Leave out the pictures and retype exactly the lines from the one with "What does this" through the end of the records.

____ Provided data

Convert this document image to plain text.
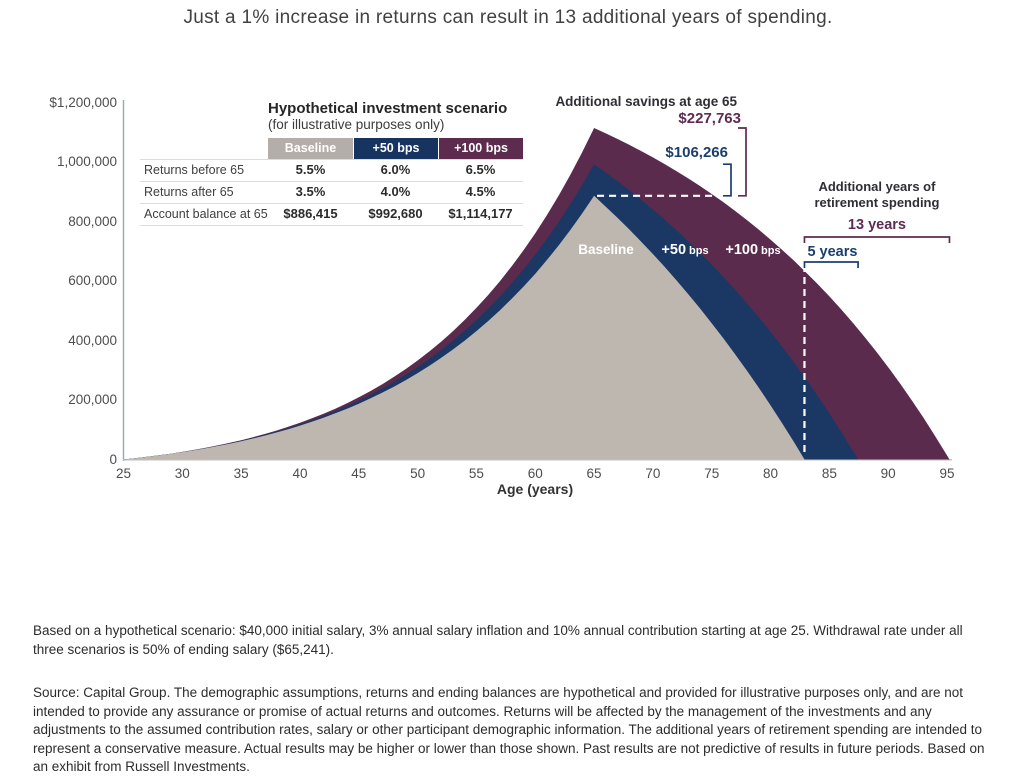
Just a 1% increase in returns can result in 13 additional years of spending.
$1,200,000
1,000,000
800,000
600,000
400,000
200,000
0
25	30	35	40	45	50	55	60	65	70	75	80	85	90	95
Age (years)
Hypothetical investment scenario
(for illustrative purposes only)
Baseline	+50 bps	+100 bps
Returns before 65	5.5%	6.0%	6.5%
Returns after 65	3.5%	4.0%	4.5%
Account balance at 65	$886,415	$992,680	$1,114,177
Additional savings at age 65
$227,763
$106,266
Additional years of
retirement spending
13 years
5 years
Baseline	+50 bps	+100 bps
Based on a hypothetical scenario: $40,000 initial salary, 3% annual salary inflation and 10% annual contribution starting at age 25. Withdrawal rate under all three scenarios is 50% of ending salary ($65,241).
Source: Capital Group. The demographic assumptions, returns and ending balances are hypothetical and provided for illustrative purposes only, and are not intended to provide any assurance or promise of actual returns and outcomes. Returns will be affected by the management of the investments and any adjustments to the assumed contribution rates, salary or other participant demographic information. The additional years of retirement spending are intended to represent a conservative measure. Actual results may be higher or lower than those shown. Past results are not predictive of results in future periods. Based on an exhibit from Russell Investments.
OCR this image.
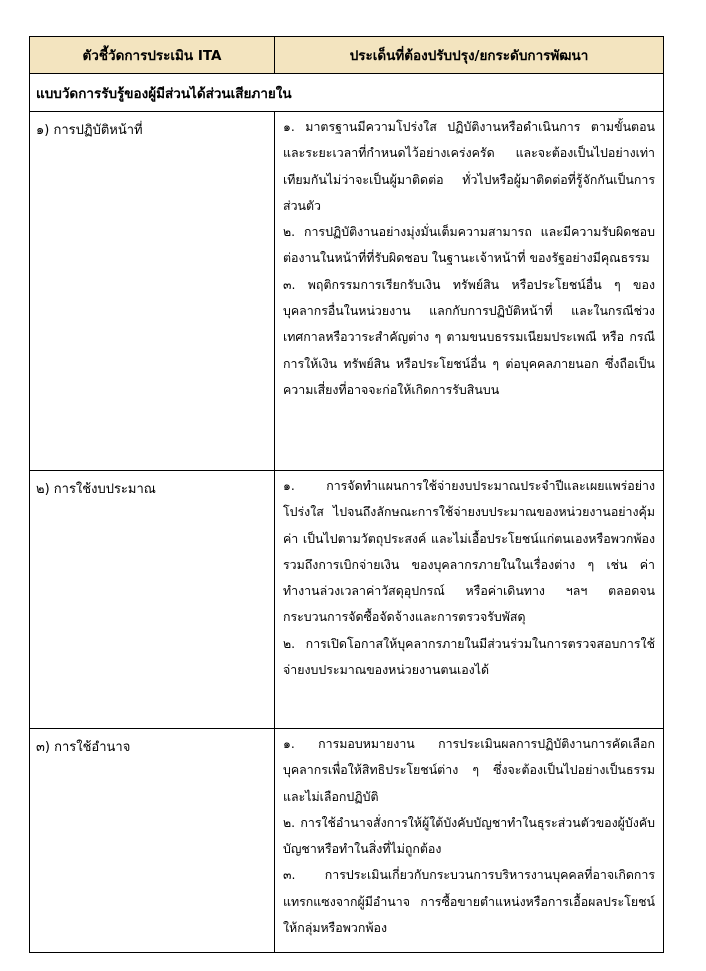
ตัวชี้วัดการประเมิน ITA	ประเด็นที่ต้องปรับปรุง/ยกระดับการพัฒนา
แบบวัดการรับรู้ของผู้มีส่วนได้ส่วนเสียภายใน	
๑) การปฏิบัติหน้าที่	๑. มาตรฐานมีความโปร่งใส ปฏิบัติงานหรือดำเนินการ ตามขั้นตอนและระยะเวลาที่กำหนดไว้อย่างเคร่งครัด และจะต้องเป็นไปอย่างเท่าเทียมกันไม่ว่าจะเป็นผู้มาติดต่อ ทั่วไปหรือผู้มาติดต่อที่รู้จักกันเป็นการส่วนตัว

๒. การปฏิบัติงานอย่างมุ่งมั่นเต็มความสามารถ และมีความรับผิดชอบต่องานในหน้าที่ที่รับผิดชอบ ในฐานะเจ้าหน้าที่ ของรัฐอย่างมีคุณธรรม

๓. พฤติกรรมการเรียกรับเงิน ทรัพย์สิน หรือประโยชน์อื่น ๆ ของบุคลากรอื่นในหน่วยงาน แลกกับการปฏิบัติหน้าที่ และในกรณีช่วงเทศกาลหรือวาระสำคัญต่าง ๆ ตามขนบธรรมเนียมประเพณี หรือ กรณีการให้เงิน ทรัพย์สิน หรือประโยชน์อื่น ๆ ต่อบุคคลภายนอก ซึ่งถือเป็นความเสี่ยงที่อาจจะก่อให้เกิดการรับสินบน

๒) การใช้งบประมาณ	๑. การจัดทำแผนการใช้จ่ายงบประมาณประจำปีและเผยแพร่อย่างโปร่งใส ไปจนถึงลักษณะการใช้จ่ายงบประมาณของหน่วยงานอย่างคุ้มค่า เป็นไปตามวัตถุประสงค์ และไม่เอื้อประโยชน์แก่ตนเองหรือพวกพ้อง รวมถึงการเบิกจ่ายเงิน ของบุคลากรภายในในเรื่องต่าง ๆ เช่น ค่าทำงานล่วงเวลาค่าวัสดุอุปกรณ์ หรือค่าเดินทาง ฯลฯ ตลอดจนกระบวนการจัดซื้อจัดจ้างและการตรวจรับพัสดุ

๒. การเปิดโอกาสให้บุคลากรภายในมีส่วนร่วมในการตรวจสอบการใช้จ่ายงบประมาณของหน่วยงานตนเองได้

๓) การใช้อำนาจ	๑. การมอบหมายงาน การประเมินผลการปฏิบัติงานการคัดเลือกบุคลากรเพื่อให้สิทธิประโยชน์ต่าง ๆ ซึ่งจะต้องเป็นไปอย่างเป็นธรรมและไม่เลือกปฏิบัติ

๒. การใช้อำนาจสั่งการให้ผู้ใต้บังคับบัญชาทำในธุระส่วนตัวของผู้บังคับบัญชาหรือทำในสิ่งที่ไม่ถูกต้อง

๓. การประเมินเกี่ยวกับกระบวนการบริหารงานบุคคลที่อาจเกิดการแทรกแซงจากผู้มีอำนาจ การซื้อขายตำแหน่งหรือการเอื้อผลประโยชน์ให้กลุ่มหรือพวกพ้อง
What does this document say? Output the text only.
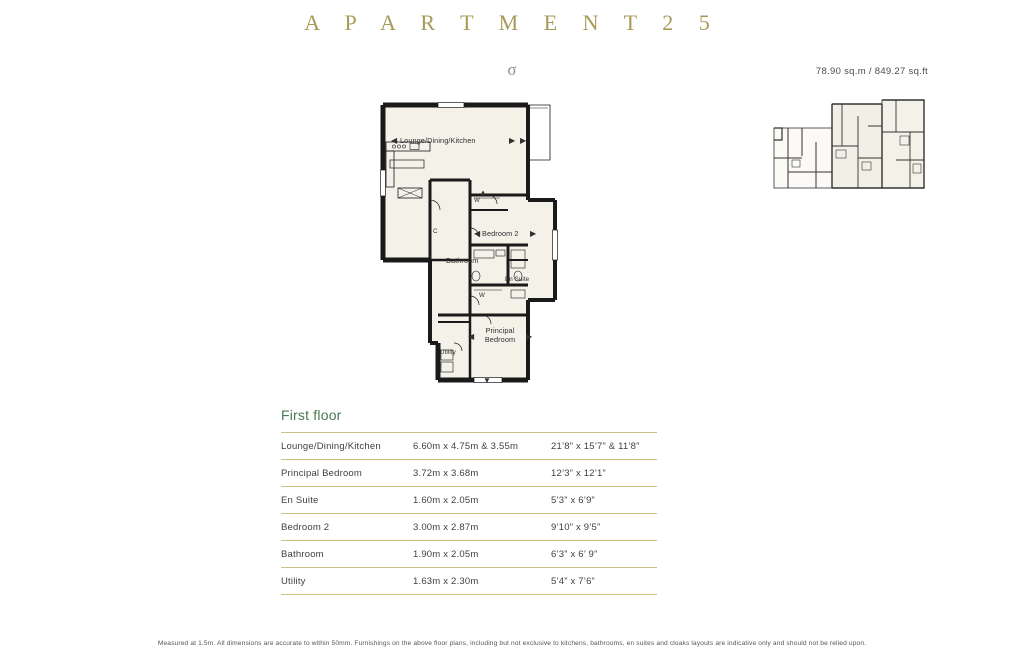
A P A R T M E N T 2 5
σ	78.90 sq.m / 849.27 sq.ft
Lounge/Dining/Kitchen
◀	▶ ▶
Bedroom 2
◀	▶
Bathroom
En Suite
Principal
Bedroom
◀	▶
Utility
W
W
C
▼
▲
First floor
Lounge/Dining/Kitchen	6.60m x 4.75m & 3.55m	21’8” x 15’7” & 11’8”
Principal Bedroom	3.72m x 3.68m	12’3” x 12’1”
En Suite	1.60m x 2.05m	5’3” x 6’9”
Bedroom 2	3.00m x 2.87m	9’10” x 9’5”
Bathroom	1.90m x 2.05m	6’3” x 6’ 9”
Utility	1.63m x 2.30m	5’4” x 7’6”
Measured at 1.5m. All dimensions are accurate to within 50mm. Furnishings on the above floor plans, including but not exclusive to kitchens, bathrooms, en suites and cloaks layouts are indicative only and should not be relied upon.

________

- Reply
What does this document say? Output the text only.
A P A R T M E N T 2 5
σ	78.90 sq.m / 849.27 sq.ft
Lounge/Dining/Kitchen
◀	▶ ▶
Bedroom 2
◀	▶
Bathroom
En Suite
Principal
Bedroom
◀	▶
Utility
W
W
C
▼
▲
First floor
Lounge/Dining/Kitchen	6.60m x 4.75m & 3.55m	21’8” x 15’7” & 11’8”
Principal Bedroom	3.72m x 3.68m	12’3” x 12’1”
En Suite	1.60m x 2.05m	5’3” x 6’9”
Bedroom 2	3.00m x 2.87m	9’10” x 9’5”
Bathroom	1.90m x 2.05m	6’3” x 6’ 9”
Utility	1.63m x 2.30m	5’4” x 7’6”
Measured at 1.5m. All dimensions are accurate to within 50mm. Furnishings on the above floor plans, including but not exclusive to kitchens, bathrooms, en suites and cloaks layouts are indicative only and should not be relied upon.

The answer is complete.